ZIEL A »
Fassen Sie im Artikel über die Mainzer Luftmessstation den Absatz, der mit „26 feste Luftmessstationen“ beginnt, als knappe Stichpunktliste zusammen und behalten Sie dabei seine wesentlichen Fakten bei.
ZIEL B »
Wie weit ist die Messstation laut der FDP im Artikel über die Mainzer Luftmessstation von der nächsten großen Kreuzung entfernt?
ZIEL C »
Geben Sie aus dem Artikel über die Mainzer Luftmessstation die Passage von „26 feste Luftmessstationen“ bis „Grenzwertes zu bringen.“ wortgetreu wieder.

TEXTAUSZUG »
********************

Die Debatte um die Grenzwerte von Stickoxiden hat die Frage wieder in den Fokus gerückt: Steht die Luftmessstation in der Mainzer Parcusstraße richtig? Nein, sagt die Mainzer FDP und forderte schon im Dezember, die Lage der Messstation zu überprüfen – und die Messergebnisse der Station neu zu bewerten. Die Luftmessstation in der Mainzer Parcusstraße wurde vom Landesumweltamt aufgestellt und wird von diesem betrieben, ihre Daten sind die zentralen Argumente in der Debatte um Dieselfahrverbote in Mainz. Seit Jahren werden an der Parcusstraße die Grenzwerte für die als gesundheitsschädlich geltenden Stickoxide überschritten, 2017 waren es 48 Mikrogramm, 2018 noch immer 47 Mikrogramm. Das Land kontert: Die Messstation stehe vollkommen EU-konform, der Grenzwert „schützt die Menschen dort, wo sie leben und wohnen“, betont Umweltministerin Ulrike Höfken (Grüne).
26 feste Luftmessstationen betreibt das Land Rheinland-Pfalz, eine davon steht in der Mainzer Parcusstraße – es ist die zentrale Luftmessstation für Schadstoffe in der Mainzer Luft. Die Parcusstraße gehört zu den am dichtesten genutzten Straßen von Mainz, rund 21.000 Fahrzeuge passieren den Abschnitt an der Luftmessstation pro Tag, schätzt das Landesumweltamt. Seit Jahren werden hier Stickoxidwerte gemessen, die weit über dem erlaubten Grenzwert von 40 Mikrogramm liegen, Mainz droht deshalb zum 1. September 2019 ein Fahrverbot für Diesel-Pkw, sofern es der Stadt nicht gelingt, die Stickoxid-Werte bis Juni auf Höhe des Grenzwertes zu bringen.
Die FDP Mainz lud deshalb im Dezember zu einem Termin an der Lustmessstation, sie maß die Lage der Anlage nach, und konstatierte: „Die Messstation in der Parcusstraße genügt definitiv nicht den Anforderungen der EU-Richtlinie“, sagte FDP-Kreischef David Dietz. Die Messstation sei nämlich nur 23,5 Meter von der nächsten großen Kreuzung entfernt, vorgeschrieben seien nach EU-Richtlinie aber 25 Meter. „Vor diesem Hintergrund ist es schwierig, die Daten zu verwenden“, sagte Dietz.

********************

BEREITGESTELLTES MATERIAL »
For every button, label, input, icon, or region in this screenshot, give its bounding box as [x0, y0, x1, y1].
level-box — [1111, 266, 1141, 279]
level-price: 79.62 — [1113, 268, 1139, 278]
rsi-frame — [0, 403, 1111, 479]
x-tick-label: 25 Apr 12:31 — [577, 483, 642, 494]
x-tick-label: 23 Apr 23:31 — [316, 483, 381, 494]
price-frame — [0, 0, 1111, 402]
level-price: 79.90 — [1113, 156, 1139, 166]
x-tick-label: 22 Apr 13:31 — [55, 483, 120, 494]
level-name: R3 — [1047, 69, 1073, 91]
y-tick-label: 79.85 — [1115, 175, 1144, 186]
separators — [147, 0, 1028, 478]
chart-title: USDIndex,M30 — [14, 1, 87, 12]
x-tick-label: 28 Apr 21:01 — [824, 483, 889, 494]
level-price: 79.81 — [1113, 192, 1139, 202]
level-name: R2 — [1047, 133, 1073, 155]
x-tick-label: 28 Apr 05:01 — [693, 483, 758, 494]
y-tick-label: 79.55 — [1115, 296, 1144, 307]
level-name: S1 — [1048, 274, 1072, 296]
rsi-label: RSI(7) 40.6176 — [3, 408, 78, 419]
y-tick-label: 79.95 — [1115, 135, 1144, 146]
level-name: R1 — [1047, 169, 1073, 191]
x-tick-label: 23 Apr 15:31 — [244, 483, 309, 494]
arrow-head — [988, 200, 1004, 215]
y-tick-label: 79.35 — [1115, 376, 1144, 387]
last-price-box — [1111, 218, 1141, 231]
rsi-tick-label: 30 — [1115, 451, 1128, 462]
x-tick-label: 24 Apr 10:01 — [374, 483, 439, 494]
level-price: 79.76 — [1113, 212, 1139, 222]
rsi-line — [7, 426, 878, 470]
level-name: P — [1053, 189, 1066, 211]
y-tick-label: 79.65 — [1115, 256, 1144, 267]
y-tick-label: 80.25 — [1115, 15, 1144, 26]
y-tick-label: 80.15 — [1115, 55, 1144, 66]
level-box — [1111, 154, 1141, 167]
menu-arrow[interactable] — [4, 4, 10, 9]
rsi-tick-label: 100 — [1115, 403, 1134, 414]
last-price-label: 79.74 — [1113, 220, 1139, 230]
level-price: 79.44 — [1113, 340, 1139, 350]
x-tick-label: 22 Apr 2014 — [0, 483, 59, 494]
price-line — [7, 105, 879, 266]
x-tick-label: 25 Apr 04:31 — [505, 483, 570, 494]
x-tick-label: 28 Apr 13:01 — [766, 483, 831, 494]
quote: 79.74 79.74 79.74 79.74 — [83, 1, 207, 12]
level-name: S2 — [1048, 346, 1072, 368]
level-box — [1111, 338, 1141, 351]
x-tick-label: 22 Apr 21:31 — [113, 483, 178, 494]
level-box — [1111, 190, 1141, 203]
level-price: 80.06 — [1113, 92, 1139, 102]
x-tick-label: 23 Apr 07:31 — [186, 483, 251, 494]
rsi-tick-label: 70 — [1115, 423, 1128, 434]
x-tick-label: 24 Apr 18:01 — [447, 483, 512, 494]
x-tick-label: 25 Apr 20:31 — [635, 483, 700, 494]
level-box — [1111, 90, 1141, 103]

********************

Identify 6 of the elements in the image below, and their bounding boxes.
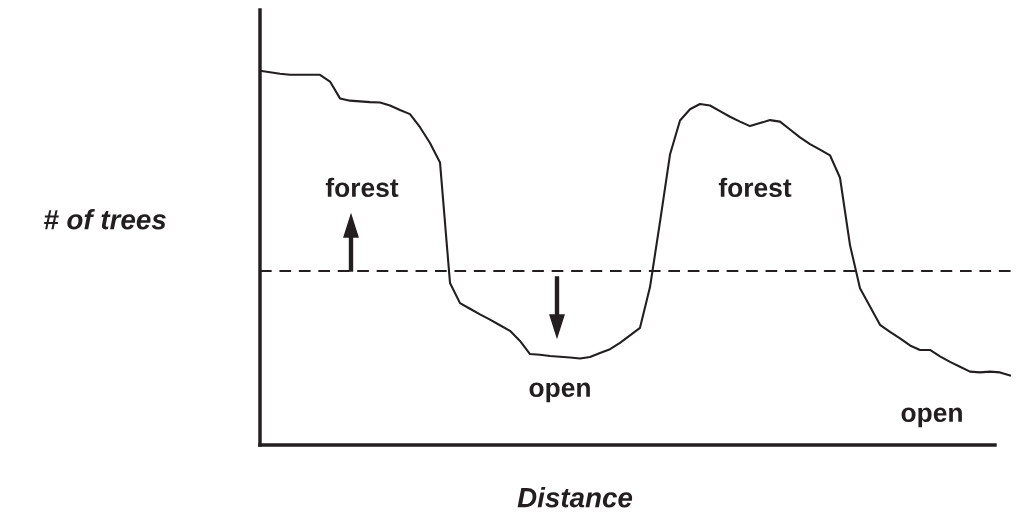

********************

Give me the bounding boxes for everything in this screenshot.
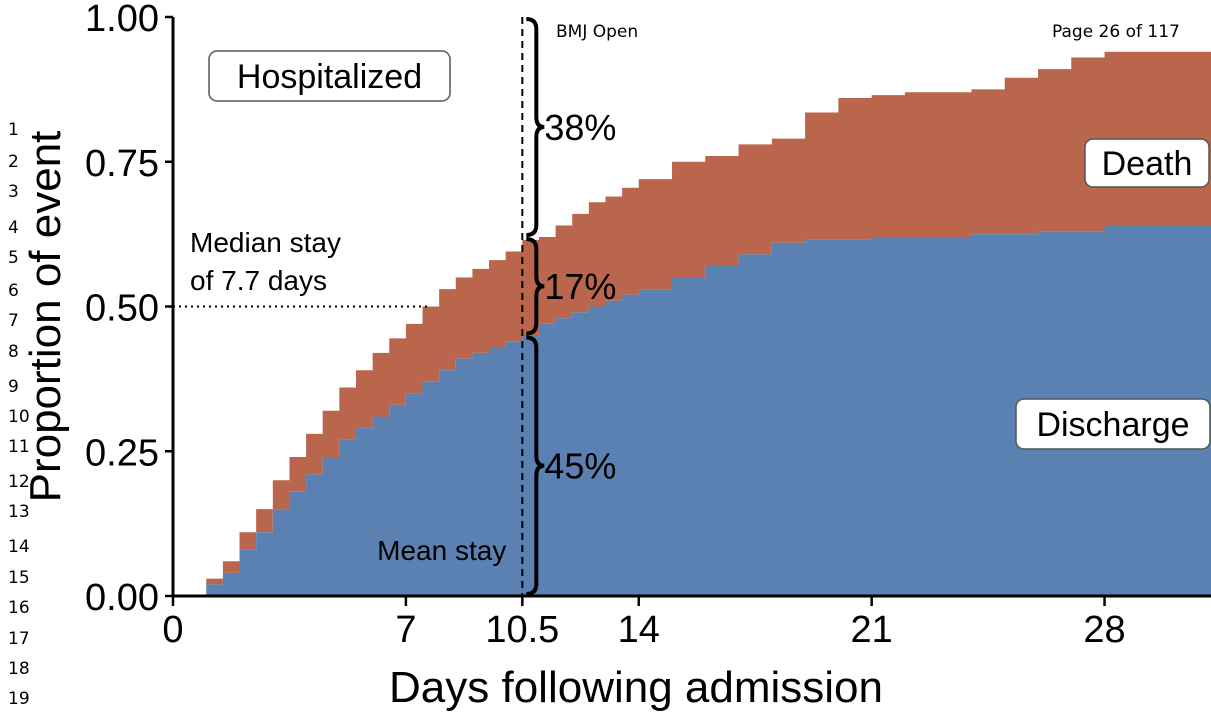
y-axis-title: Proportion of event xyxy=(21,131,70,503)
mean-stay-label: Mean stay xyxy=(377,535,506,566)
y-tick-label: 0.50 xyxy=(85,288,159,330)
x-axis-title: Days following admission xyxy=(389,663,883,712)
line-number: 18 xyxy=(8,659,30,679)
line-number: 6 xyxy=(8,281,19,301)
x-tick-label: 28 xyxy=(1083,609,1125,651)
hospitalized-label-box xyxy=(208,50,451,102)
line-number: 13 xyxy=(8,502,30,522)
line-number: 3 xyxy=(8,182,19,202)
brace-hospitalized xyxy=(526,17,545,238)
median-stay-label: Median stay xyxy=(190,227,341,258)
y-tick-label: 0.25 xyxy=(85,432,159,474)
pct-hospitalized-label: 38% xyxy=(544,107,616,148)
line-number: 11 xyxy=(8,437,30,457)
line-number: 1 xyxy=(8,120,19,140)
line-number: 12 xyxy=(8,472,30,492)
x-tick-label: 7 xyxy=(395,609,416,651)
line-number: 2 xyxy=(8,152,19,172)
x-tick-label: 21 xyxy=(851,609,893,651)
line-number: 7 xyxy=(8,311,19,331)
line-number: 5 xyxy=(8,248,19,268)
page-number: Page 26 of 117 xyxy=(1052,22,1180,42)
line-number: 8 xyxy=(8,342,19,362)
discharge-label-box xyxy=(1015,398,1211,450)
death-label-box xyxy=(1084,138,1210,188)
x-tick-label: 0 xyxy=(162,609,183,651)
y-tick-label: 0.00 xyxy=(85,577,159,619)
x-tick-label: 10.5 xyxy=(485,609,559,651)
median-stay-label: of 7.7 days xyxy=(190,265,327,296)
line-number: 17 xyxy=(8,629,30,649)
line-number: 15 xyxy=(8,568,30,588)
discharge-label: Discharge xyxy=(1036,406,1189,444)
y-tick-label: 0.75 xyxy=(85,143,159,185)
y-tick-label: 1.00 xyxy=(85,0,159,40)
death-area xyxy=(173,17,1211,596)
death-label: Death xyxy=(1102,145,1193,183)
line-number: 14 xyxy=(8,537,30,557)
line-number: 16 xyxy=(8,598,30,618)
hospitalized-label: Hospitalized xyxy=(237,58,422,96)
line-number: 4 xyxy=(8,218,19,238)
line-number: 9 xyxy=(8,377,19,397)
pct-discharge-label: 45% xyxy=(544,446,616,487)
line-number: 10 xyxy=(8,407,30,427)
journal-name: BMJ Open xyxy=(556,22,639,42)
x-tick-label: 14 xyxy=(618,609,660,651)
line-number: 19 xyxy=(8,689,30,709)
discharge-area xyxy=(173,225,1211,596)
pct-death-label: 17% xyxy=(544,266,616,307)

********************

ENDGÜLTIGE ANTWORT A »
- Rheinland-Pfalz betreibt 26 feste Luftmessstationen; die Station in der Mainzer Parcusstraße ist die zentrale Messstation für Schadstoffe in der Mainzer Luft.
- Die Parcusstraße zählt zu den am dichtesten genutzten Straßen von Mainz; nach Schätzung des Landesumweltamts passieren rund 21.000 Fahrzeuge täglich den Abschnitt an der Station.
- Seit Jahren liegen die dort gemessenen Stickoxidwerte weit über dem erlaubten Grenzwert von 40 Mikrogramm.
- Gelingt es der Stadt nicht, die Werte bis Juni auf Höhe des Grenzwertes zu senken, droht zum 1. September 2019 ein Fahrverbot für Diesel-Pkw.

ENDGÜLTIGE ANTWORT B »
23,5 Meter.

ENDGÜLTIGE ANTWORT C »
26 feste Luftmessstationen betreibt das Land Rheinland-Pfalz, eine davon steht in der Mainzer Parcusstraße – es ist die zentrale Luftmessstation für Schadstoffe in der Mainzer Luft. Die Parcusstraße gehört zu den am dichtesten genutzten Straßen von Mainz, rund 21.000 Fahrzeuge passieren den Abschnitt an der Luftmessstation pro Tag, schätzt das Landesumweltamt. Seit Jahren werden hier Stickoxidwerte gemessen, die weit über dem erlaubten Grenzwert von 40 Mikrogramm liegen, Mainz droht deshalb zum 1. September 2019 ein Fahrverbot für Diesel-Pkw, sofern es der Stadt nicht gelingt, die Stickoxid-Werte bis Juni auf Höhe des Grenzwertes zu bringen.